ТЕКСТ
================================
Разрешение генералу Шатилову выехать со мною на Кавказ было мною испрошено непосредственно у Главнокомандующего, причем присутствовал и генерал Романовский. Генерал Деникин тогда же на мою просьбу ответил утвердительно, согласившись на мое предложение заместителем начальника штаба оставить генерала Вильчевского. Упомянутая телеграмма могла иметь лишь одну цель – опорочить генерала Шатилова в глазах армии. Удар был косвенно направлен на меня.
Я прибыл в Батайск 26-го утром и, в сопровождении генералов Покровского и Шатилова, прошел к Главнокомандующему. В вагоне последнего мы застали генералов Романовского и Драгомирова. В районе Ростова с утра шел жестокий бой. конница «товарища» Думенко, потеснив 10-ю донскую бригаду, обнажила фланг наших частей, занимавших Ново-черкасско-Ростовскую позицию. Новочеркасск был оставлен доннами. Противник продвигался в тыл добровольнам к Нахичевани и Ростову. Генерал Романовский настаивал на том, чтобы поезд Главнокомандующего перешел в Тихоренкую. Генерал Деникин не соглашался.
Я сделал доклад Главнокомандующему о том, что сделано было мною во исполнение данного мне поручения в Екатеринодаре и Пятигорске, и вручил рапорт, в коем описывал общую политическую обстановку в казачьих областях, в связи с которой рассчитывать на продолжение казаками борьбы, по моему мнению, было трудно. В настоящих условиях мы могли рассчитывать для продолжения борьбы исключительно на коренные русские силы. Удержание в наших руках при этих условиях юга Новороссии приобретало, по моему мнению, ныне особое значение:
«Состоящий в распоряжении
Главнокомандующего
Вооруженными Силами Юга России.
Генерал-Лейтенант
Барон П.Н. Врангель.
25 декабря 1919 г.
№ 8.
Г. Кисловодск.
Главнокомандующему
Вооруженными Силами
Юга России.
Р А П О Р Т.
================================
СТРОКИ ДАННЫХ
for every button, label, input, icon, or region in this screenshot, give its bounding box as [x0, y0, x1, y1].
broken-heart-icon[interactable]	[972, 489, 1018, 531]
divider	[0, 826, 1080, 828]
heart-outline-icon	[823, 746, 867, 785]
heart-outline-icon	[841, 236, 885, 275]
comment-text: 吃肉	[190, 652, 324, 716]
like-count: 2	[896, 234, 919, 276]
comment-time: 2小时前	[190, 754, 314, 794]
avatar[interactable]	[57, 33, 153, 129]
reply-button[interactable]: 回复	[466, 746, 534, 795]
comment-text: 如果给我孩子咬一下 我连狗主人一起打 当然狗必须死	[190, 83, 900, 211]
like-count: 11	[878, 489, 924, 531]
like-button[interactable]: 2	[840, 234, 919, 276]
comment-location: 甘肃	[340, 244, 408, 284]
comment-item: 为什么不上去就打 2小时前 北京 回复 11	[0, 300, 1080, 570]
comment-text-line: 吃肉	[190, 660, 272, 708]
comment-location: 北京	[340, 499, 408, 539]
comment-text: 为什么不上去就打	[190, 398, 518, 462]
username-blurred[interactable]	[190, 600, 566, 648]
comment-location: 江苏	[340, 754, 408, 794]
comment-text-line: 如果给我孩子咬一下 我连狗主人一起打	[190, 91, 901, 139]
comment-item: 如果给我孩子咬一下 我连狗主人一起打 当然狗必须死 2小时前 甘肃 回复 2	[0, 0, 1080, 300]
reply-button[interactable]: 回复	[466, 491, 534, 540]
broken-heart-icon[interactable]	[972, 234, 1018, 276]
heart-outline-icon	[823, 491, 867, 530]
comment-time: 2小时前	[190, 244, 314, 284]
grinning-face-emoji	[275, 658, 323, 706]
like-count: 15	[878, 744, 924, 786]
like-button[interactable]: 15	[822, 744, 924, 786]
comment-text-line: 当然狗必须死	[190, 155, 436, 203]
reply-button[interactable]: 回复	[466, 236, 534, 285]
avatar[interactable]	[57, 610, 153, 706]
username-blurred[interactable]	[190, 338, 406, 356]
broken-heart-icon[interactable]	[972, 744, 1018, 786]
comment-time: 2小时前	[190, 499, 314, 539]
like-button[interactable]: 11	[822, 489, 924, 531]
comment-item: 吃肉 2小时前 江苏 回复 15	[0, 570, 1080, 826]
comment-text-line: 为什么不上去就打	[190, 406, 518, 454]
================================
Воспроизведите без изменений отрывок текста от слов «Я сделал доклад» до слов «декабря 1919 г.» включительно. Для работы используйте только текст, без опоры на строки.

ОТВЕТ К ЗАДАНИЮ
Я сделал доклад Главнокомандующему о том, что сделано было мною во исполнение данного мне поручения в Екатеринодаре и Пятигорске, и вручил рапорт, в коем описывал общую политическую обстановку в казачьих областях, в связи с которой рассчитывать на продолжение казаками борьбы, по моему мнению, было трудно. В настоящих условиях мы могли рассчитывать для продолжения борьбы исключительно на коренные русские силы. Удержание в наших руках при этих условиях юга Новороссии приобретало, по моему мнению, ныне особое значение:
«Состоящий в распоряжении
Главнокомандующего
Вооруженными Силами Юга России.
Генерал-Лейтенант
Барон П.Н. Врангель.
25 декабря 1919 г.